_What you should do_: Examine the records and identify each line that includes the string "Dette". Copy those lines.
-- START --
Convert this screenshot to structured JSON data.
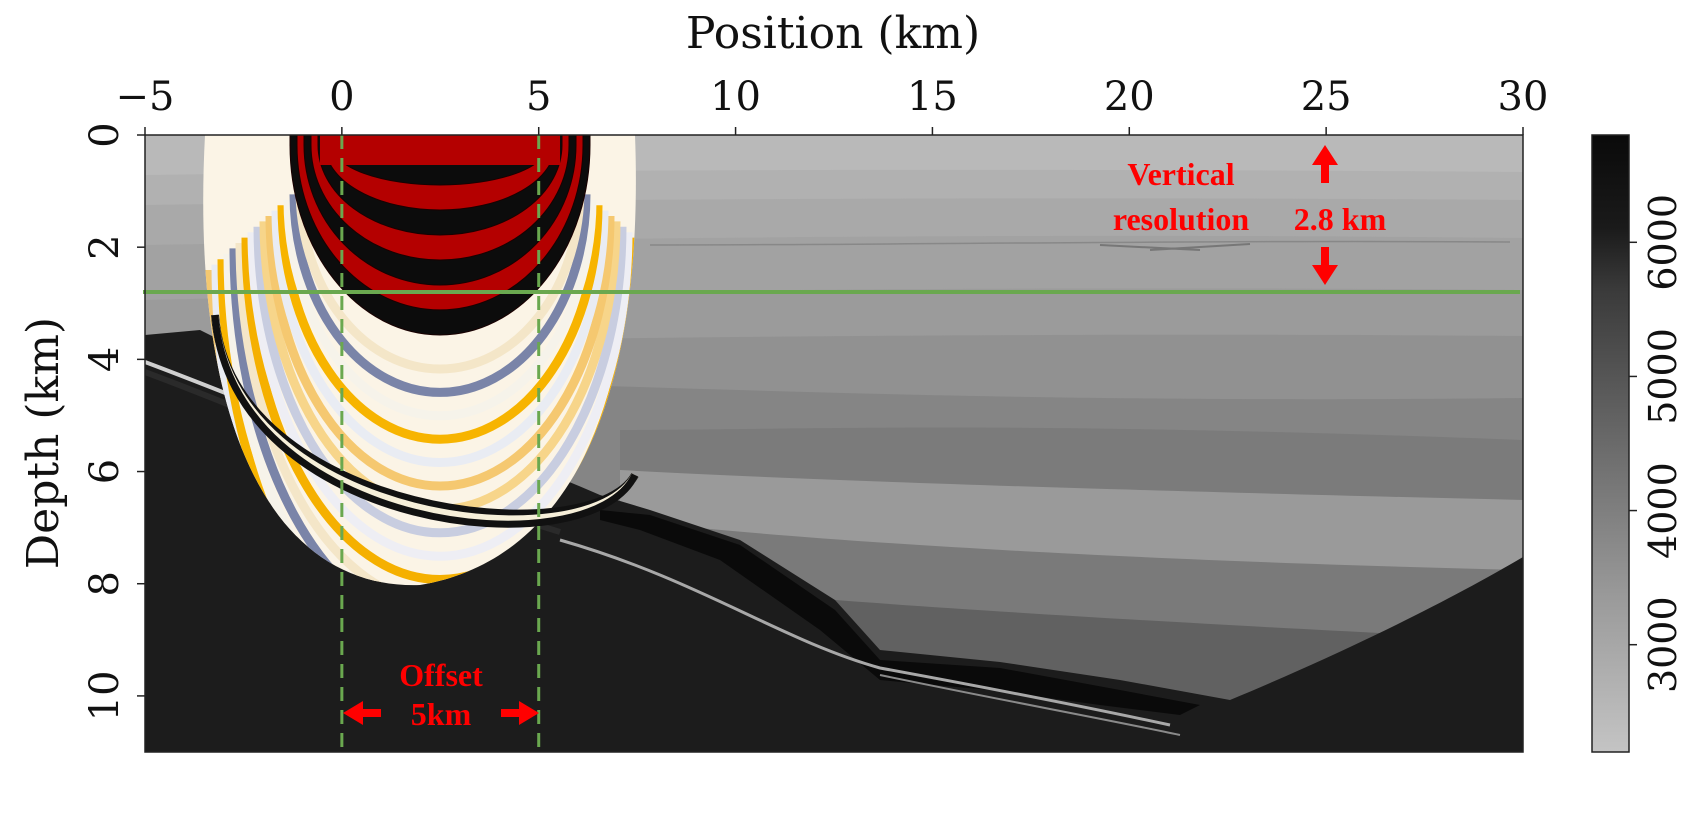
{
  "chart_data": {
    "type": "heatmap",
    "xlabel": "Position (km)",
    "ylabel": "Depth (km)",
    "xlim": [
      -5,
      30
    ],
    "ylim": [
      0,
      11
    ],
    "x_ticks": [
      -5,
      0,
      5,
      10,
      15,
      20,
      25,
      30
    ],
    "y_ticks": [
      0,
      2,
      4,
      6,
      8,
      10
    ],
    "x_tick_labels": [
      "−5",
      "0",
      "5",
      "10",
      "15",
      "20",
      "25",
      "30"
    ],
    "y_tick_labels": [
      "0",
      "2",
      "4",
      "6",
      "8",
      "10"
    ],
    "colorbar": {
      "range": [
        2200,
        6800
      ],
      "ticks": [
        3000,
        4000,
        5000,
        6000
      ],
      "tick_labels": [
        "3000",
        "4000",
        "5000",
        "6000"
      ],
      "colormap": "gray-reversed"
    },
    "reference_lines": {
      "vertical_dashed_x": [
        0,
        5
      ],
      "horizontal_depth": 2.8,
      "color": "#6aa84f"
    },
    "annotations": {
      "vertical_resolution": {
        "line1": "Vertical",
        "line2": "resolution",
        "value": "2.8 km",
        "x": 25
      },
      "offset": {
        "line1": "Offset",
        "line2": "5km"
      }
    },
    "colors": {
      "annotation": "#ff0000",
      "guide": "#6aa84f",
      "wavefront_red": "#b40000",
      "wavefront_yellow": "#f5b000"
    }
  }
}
-- END --
-- START --
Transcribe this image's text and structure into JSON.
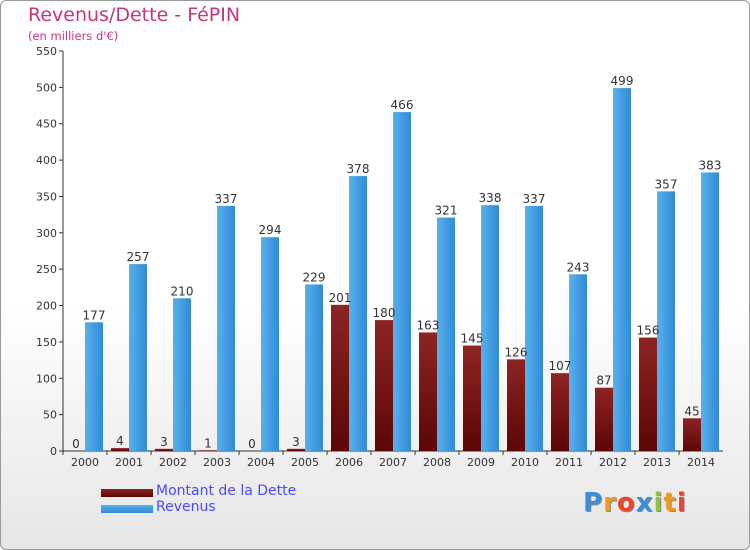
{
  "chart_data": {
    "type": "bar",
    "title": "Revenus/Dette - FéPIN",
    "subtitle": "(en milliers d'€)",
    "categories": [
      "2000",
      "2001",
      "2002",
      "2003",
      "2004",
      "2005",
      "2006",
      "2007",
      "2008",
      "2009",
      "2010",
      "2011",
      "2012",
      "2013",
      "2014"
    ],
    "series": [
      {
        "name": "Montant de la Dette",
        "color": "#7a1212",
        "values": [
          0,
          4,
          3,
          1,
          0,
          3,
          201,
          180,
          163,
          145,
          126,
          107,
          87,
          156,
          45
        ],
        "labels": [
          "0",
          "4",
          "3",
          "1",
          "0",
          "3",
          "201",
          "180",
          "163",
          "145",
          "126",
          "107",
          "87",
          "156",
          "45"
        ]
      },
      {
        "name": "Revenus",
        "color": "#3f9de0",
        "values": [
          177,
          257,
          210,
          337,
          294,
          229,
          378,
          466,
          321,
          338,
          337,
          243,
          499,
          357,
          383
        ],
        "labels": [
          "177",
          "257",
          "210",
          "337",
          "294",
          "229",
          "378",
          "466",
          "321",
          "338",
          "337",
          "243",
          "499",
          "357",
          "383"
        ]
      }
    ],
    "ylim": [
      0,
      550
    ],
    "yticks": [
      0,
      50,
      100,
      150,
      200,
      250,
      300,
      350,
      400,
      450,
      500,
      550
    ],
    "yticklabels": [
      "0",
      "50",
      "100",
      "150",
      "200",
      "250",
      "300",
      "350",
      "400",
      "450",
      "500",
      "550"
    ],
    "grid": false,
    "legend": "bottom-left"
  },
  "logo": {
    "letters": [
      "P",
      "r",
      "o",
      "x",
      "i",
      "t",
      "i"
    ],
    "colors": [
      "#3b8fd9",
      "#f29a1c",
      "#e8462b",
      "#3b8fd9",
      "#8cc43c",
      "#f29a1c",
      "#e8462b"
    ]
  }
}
-- END --
_Task response_:
    "title": "Revenus/Dette - FéPIN",
        "name": "Montant de la Dette",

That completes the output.